Written request:
Go through the lines below and copy each one that holds the string "FITC".

Materials provided:
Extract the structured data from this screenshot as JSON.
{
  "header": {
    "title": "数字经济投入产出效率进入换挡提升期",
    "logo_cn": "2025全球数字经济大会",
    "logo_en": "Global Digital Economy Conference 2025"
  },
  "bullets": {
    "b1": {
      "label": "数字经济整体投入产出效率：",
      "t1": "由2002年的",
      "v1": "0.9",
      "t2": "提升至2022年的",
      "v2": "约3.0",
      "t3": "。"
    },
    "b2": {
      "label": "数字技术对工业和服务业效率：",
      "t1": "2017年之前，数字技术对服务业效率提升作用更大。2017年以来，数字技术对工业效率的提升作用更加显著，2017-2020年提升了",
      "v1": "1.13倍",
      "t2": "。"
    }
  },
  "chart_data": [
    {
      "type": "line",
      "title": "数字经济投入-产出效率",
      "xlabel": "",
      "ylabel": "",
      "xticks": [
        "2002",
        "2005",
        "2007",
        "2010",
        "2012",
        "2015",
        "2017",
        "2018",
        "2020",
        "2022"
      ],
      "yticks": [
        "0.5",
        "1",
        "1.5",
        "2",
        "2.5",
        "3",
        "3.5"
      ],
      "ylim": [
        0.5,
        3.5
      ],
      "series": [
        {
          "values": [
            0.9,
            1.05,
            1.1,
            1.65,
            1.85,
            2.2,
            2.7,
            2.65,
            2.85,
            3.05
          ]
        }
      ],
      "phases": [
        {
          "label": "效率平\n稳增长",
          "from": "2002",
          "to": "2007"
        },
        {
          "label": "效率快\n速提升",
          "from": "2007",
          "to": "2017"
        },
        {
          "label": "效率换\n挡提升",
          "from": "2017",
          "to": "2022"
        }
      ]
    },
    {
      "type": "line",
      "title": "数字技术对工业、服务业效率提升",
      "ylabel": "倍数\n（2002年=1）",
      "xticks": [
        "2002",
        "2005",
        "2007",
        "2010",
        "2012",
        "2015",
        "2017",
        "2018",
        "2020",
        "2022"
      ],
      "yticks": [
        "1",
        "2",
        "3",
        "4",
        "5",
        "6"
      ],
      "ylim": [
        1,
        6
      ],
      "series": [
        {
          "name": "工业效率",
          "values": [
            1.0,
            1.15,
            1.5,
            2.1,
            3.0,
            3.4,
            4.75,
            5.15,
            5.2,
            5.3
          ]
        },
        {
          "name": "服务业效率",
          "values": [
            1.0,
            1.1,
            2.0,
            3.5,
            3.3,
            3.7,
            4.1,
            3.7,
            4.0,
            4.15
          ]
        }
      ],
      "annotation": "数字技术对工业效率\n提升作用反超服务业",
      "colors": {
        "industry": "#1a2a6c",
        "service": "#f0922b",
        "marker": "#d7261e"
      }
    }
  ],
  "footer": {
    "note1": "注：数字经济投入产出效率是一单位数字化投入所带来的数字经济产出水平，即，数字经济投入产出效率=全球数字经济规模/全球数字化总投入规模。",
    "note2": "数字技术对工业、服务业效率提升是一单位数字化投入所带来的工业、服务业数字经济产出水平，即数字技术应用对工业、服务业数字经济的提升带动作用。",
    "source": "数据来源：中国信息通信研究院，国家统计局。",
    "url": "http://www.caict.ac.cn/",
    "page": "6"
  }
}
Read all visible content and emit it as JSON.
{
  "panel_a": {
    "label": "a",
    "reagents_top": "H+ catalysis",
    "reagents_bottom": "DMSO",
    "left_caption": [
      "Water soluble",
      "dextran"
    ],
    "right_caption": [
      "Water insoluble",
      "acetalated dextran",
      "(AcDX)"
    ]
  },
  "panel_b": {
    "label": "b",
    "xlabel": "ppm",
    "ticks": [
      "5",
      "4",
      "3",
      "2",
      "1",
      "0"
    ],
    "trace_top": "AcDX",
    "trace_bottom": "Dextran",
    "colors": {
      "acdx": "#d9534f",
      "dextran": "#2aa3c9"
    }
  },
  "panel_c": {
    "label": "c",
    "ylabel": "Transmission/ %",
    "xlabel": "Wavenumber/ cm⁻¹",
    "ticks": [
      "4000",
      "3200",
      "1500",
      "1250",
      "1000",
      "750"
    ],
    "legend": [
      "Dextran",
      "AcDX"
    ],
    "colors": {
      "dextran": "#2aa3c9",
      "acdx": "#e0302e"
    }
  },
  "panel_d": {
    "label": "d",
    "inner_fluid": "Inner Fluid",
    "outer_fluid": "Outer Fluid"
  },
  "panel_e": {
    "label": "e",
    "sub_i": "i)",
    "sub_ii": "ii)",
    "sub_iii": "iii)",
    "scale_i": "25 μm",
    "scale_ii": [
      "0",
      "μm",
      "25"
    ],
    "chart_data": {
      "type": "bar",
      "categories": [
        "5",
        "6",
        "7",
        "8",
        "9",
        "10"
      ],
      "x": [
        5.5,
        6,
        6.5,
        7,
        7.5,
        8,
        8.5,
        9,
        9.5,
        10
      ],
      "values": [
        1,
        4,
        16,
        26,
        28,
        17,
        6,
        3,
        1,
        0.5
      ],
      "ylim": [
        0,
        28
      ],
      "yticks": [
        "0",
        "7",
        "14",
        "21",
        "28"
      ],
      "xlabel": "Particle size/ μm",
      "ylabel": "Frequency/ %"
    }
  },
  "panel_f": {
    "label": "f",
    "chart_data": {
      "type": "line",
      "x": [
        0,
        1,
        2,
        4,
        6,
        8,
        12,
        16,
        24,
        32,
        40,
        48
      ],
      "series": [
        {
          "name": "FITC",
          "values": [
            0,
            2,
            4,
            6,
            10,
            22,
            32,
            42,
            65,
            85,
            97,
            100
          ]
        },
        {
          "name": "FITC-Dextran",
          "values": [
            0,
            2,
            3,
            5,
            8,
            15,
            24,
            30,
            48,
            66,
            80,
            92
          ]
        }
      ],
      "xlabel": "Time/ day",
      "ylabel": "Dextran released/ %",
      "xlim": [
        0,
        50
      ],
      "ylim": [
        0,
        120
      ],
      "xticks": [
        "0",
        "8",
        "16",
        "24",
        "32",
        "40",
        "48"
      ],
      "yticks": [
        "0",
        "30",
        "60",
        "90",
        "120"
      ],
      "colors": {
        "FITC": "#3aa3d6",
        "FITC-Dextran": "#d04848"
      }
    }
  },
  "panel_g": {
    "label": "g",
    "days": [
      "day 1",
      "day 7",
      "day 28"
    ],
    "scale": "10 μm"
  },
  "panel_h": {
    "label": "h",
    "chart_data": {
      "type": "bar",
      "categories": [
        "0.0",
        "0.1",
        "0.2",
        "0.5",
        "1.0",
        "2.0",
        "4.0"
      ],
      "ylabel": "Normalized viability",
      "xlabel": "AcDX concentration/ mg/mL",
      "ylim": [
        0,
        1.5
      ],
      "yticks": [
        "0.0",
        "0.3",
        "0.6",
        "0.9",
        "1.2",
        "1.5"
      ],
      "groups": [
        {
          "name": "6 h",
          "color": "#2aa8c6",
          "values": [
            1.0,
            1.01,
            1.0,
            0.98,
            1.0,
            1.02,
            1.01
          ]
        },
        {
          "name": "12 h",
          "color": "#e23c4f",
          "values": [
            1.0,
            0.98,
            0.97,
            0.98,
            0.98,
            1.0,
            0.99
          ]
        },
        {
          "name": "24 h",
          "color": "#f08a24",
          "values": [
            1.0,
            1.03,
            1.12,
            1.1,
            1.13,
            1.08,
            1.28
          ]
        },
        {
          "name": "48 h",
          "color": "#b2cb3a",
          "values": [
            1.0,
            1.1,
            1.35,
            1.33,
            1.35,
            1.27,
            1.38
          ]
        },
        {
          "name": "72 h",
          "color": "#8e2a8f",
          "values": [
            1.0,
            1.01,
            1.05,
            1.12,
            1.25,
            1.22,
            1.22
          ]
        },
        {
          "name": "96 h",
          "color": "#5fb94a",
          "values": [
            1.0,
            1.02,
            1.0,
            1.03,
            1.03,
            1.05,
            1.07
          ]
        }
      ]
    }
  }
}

Task answer:
          "name": "FITC",
          "name": "FITC-Dextran",
        "FITC": "#3aa3d6",
        "FITC-Dextran": "#d04848"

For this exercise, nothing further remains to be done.